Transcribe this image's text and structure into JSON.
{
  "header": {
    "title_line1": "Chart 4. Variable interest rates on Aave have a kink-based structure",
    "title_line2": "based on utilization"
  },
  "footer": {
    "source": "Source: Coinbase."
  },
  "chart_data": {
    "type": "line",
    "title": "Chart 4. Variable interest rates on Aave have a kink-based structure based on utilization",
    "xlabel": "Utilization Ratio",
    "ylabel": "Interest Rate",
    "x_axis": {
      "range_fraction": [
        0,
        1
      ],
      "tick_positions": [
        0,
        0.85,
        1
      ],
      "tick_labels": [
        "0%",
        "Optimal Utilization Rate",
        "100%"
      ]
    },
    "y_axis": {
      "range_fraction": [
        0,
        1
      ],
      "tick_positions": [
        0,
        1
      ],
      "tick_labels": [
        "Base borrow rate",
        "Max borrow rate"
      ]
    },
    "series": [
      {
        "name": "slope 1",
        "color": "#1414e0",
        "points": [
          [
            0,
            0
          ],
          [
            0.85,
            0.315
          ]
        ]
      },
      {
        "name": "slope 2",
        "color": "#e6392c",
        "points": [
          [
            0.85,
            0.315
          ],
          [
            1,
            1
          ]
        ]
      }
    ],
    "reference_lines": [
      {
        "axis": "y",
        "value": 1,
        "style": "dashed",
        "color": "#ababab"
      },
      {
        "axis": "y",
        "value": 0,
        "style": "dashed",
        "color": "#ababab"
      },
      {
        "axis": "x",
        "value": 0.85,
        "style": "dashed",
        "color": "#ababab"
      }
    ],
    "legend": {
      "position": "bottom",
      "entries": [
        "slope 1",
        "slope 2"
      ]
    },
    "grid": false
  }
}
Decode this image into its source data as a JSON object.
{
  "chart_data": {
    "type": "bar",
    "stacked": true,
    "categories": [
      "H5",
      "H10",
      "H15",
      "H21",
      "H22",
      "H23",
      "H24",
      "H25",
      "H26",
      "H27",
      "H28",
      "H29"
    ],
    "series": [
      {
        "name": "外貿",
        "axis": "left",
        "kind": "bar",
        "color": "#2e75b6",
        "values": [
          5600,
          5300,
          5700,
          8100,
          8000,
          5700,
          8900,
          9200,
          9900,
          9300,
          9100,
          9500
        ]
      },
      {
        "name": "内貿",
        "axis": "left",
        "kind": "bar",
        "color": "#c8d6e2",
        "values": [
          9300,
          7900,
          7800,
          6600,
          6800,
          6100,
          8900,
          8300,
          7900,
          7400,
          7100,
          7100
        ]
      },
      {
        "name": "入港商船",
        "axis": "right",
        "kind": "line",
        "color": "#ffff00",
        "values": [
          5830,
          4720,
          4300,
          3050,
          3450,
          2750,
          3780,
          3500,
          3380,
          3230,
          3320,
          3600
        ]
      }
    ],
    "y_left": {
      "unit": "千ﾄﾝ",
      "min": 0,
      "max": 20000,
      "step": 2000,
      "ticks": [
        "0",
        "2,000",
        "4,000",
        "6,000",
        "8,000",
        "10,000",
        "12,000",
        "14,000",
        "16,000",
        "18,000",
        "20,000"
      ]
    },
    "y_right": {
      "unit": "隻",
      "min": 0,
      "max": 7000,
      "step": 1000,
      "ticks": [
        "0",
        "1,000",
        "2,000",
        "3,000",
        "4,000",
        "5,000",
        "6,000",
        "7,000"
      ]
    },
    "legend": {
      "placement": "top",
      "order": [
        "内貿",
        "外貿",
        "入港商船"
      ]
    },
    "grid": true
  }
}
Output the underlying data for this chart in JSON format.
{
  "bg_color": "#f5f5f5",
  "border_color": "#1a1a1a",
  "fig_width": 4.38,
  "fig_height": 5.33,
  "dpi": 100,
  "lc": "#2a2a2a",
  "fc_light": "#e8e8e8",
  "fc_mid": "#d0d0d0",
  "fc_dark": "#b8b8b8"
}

WRITTEN INSTRUCTION: Provide an exact reproduction of all the entries shown above.

TASK RESPONSE:
Transcribe this image's text and structure into JSON.
{
  "header": {
    "title_line1": "Chart 4. Variable interest rates on Aave have a kink-based structure",
    "title_line2": "based on utilization"
  },
  "footer": {
    "source": "Source: Coinbase."
  },
  "chart_data": {
    "type": "line",
    "title": "Chart 4. Variable interest rates on Aave have a kink-based structure based on utilization",
    "xlabel": "Utilization Ratio",
    "ylabel": "Interest Rate",
    "x_axis": {
      "range_fraction": [
        0,
        1
      ],
      "tick_positions": [
        0,
        0.85,
        1
      ],
      "tick_labels": [
        "0%",
        "Optimal Utilization Rate",
        "100%"
      ]
    },
    "y_axis": {
      "range_fraction": [
        0,
        1
      ],
      "tick_positions": [
        0,
        1
      ],
      "tick_labels": [
        "Base borrow rate",
        "Max borrow rate"
      ]
    },
    "series": [
      {
        "name": "slope 1",
        "color": "#1414e0",
        "points": [
          [
            0,
            0
          ],
          [
            0.85,
            0.315
          ]
        ]
      },
      {
        "name": "slope 2",
        "color": "#e6392c",
        "points": [
          [
            0.85,
            0.315
          ],
          [
            1,
            1
          ]
        ]
      }
    ],
    "reference_lines": [
      {
        "axis": "y",
        "value": 1,
        "style": "dashed",
        "color": "#ababab"
      },
      {
        "axis": "y",
        "value": 0,
        "style": "dashed",
        "color": "#ababab"
      },
      {
        "axis": "x",
        "value": 0.85,
        "style": "dashed",
        "color": "#ababab"
      }
    ],
    "legend": {
      "position": "bottom",
      "entries": [
        "slope 1",
        "slope 2"
      ]
    },
    "grid": false
  }
}
Decode this image into its source data as a JSON object.
{
  "chart_data": {
    "type": "bar",
    "stacked": true,
    "categories": [
      "H5",
      "H10",
      "H15",
      "H21",
      "H22",
      "H23",
      "H24",
      "H25",
      "H26",
      "H27",
      "H28",
      "H29"
    ],
    "series": [
      {
        "name": "外貿",
        "axis": "left",
        "kind": "bar",
        "color": "#2e75b6",
        "values": [
          5600,
          5300,
          5700,
          8100,
          8000,
          5700,
          8900,
          9200,
          9900,
          9300,
          9100,
          9500
        ]
      },
      {
        "name": "内貿",
        "axis": "left",
        "kind": "bar",
        "color": "#c8d6e2",
        "values": [
          9300,
          7900,
          7800,
          6600,
          6800,
          6100,
          8900,
          8300,
          7900,
          7400,
          7100,
          7100
        ]
      },
      {
        "name": "入港商船",
        "axis": "right",
        "kind": "line",
        "color": "#ffff00",
        "values": [
          5830,
          4720,
          4300,
          3050,
          3450,
          2750,
          3780,
          3500,
          3380,
          3230,
          3320,
          3600
        ]
      }
    ],
    "y_left": {
      "unit": "千ﾄﾝ",
      "min": 0,
      "max": 20000,
      "step": 2000,
      "ticks": [
        "0",
        "2,000",
        "4,000",
        "6,000",
        "8,000",
        "10,000",
        "12,000",
        "14,000",
        "16,000",
        "18,000",
        "20,000"
      ]
    },
    "y_right": {
      "unit": "隻",
      "min": 0,
      "max": 7000,
      "step": 1000,
      "ticks": [
        "0",
        "1,000",
        "2,000",
        "3,000",
        "4,000",
        "5,000",
        "6,000",
        "7,000"
      ]
    },
    "legend": {
      "placement": "top",
      "order": [
        "内貿",
        "外貿",
        "入港商船"
      ]
    },
    "grid": true
  }
}
Output the underlying data for this chart in JSON format.
{
  "bg_color": "#f5f5f5",
  "border_color": "#1a1a1a",
  "fig_width": 4.38,
  "fig_height": 5.33,
  "dpi": 100,
  "lc": "#2a2a2a",
  "fc_light": "#e8e8e8",
  "fc_mid": "#d0d0d0",
  "fc_dark": "#b8b8b8"
}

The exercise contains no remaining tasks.